[start of Supplied data]
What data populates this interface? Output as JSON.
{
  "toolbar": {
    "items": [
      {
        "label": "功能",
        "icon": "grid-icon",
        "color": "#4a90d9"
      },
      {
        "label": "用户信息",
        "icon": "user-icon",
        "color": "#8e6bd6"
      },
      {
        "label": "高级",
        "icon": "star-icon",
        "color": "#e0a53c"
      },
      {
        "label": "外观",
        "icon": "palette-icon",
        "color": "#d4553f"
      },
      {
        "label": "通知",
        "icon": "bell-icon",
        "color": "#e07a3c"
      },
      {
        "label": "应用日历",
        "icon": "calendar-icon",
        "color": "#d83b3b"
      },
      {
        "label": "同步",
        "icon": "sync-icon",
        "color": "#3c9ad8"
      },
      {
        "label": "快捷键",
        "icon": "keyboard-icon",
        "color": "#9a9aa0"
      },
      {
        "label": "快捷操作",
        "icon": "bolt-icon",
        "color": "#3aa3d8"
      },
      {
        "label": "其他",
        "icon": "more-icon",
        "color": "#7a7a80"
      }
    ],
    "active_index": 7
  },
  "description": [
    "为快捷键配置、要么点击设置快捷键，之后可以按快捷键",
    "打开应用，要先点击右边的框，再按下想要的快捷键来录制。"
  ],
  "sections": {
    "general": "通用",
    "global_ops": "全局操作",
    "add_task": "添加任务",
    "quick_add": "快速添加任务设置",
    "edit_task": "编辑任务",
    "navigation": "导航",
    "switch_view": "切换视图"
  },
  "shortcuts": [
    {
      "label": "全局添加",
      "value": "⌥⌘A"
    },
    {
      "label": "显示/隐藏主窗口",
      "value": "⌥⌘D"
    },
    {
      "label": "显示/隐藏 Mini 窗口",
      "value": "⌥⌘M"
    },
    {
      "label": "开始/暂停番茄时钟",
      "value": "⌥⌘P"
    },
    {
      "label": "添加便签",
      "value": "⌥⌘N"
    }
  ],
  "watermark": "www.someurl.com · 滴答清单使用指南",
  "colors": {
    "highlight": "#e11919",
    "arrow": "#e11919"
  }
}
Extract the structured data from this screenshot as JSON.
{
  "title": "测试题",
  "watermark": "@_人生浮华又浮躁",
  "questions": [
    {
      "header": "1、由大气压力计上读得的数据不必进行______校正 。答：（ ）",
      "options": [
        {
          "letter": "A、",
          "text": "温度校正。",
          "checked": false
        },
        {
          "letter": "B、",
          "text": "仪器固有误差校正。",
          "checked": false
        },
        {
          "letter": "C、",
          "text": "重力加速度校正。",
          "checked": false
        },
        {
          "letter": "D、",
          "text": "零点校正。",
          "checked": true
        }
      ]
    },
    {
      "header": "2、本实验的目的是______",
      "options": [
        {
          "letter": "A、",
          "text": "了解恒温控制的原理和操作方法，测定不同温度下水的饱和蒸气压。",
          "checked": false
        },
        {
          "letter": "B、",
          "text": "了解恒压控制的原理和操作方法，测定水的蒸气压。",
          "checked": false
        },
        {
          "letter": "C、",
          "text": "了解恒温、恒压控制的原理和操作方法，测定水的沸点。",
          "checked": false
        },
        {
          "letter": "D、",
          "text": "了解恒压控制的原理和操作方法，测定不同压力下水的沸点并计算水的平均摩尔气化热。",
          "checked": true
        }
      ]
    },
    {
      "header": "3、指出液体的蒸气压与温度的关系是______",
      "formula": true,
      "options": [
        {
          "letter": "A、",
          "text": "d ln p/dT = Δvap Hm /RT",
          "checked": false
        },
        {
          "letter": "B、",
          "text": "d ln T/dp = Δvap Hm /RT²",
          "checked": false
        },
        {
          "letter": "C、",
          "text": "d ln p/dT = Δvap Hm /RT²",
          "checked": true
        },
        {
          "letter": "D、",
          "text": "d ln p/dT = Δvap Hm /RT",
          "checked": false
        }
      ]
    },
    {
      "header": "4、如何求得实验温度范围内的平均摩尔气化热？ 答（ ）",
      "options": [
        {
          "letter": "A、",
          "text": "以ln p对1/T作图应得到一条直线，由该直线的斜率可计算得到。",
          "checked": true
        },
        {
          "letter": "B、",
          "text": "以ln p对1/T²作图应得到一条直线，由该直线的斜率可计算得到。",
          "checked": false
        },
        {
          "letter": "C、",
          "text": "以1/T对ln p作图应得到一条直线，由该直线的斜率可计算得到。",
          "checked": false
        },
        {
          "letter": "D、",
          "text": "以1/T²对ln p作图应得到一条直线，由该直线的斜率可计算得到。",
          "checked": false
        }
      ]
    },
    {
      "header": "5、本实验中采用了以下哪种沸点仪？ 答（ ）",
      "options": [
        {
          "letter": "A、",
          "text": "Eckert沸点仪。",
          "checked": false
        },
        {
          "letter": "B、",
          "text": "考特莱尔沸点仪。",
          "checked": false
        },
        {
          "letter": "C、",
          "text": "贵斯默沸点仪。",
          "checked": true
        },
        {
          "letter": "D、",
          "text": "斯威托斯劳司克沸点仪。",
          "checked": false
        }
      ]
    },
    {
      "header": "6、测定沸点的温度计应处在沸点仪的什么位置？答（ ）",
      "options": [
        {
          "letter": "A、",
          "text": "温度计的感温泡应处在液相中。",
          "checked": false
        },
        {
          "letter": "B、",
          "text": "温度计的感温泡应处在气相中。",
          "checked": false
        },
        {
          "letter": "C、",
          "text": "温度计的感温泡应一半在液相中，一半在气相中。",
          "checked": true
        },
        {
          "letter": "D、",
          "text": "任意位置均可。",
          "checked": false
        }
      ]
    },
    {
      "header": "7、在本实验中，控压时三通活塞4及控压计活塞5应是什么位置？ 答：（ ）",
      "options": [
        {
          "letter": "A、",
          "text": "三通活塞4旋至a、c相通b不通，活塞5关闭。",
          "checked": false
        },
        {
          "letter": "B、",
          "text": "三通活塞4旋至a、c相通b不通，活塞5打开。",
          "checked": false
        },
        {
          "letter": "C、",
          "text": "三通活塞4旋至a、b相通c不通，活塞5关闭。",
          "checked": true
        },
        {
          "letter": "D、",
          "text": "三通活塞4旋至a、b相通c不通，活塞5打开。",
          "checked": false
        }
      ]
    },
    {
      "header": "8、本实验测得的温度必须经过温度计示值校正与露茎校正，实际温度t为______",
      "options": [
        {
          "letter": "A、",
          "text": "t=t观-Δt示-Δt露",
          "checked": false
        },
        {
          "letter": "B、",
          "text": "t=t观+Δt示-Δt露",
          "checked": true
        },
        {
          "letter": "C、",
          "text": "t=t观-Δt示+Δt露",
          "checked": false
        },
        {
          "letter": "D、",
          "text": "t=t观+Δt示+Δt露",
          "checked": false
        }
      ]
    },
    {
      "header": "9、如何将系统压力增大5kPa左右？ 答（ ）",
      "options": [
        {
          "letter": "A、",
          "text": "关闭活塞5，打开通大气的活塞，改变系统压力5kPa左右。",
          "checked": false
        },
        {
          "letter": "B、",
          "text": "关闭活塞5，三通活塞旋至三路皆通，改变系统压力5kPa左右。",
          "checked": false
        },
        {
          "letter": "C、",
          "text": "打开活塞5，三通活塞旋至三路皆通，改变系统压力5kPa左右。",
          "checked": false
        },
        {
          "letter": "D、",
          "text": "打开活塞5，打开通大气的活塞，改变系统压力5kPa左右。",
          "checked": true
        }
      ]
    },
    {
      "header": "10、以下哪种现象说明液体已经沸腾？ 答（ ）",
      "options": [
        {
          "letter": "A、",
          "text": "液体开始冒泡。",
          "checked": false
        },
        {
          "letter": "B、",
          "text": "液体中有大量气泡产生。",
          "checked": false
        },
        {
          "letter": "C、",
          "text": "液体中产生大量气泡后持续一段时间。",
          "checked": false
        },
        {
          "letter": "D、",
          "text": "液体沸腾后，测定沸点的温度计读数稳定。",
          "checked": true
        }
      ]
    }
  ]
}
[end of Supplied data]
Search the records for the word "b相通c不通", then list every line that has it.

          "text": "三通活塞4旋至a、b相通c不通，活塞5关闭。",
          "text": "三通活塞4旋至a、b相通c不通，活塞5打开。",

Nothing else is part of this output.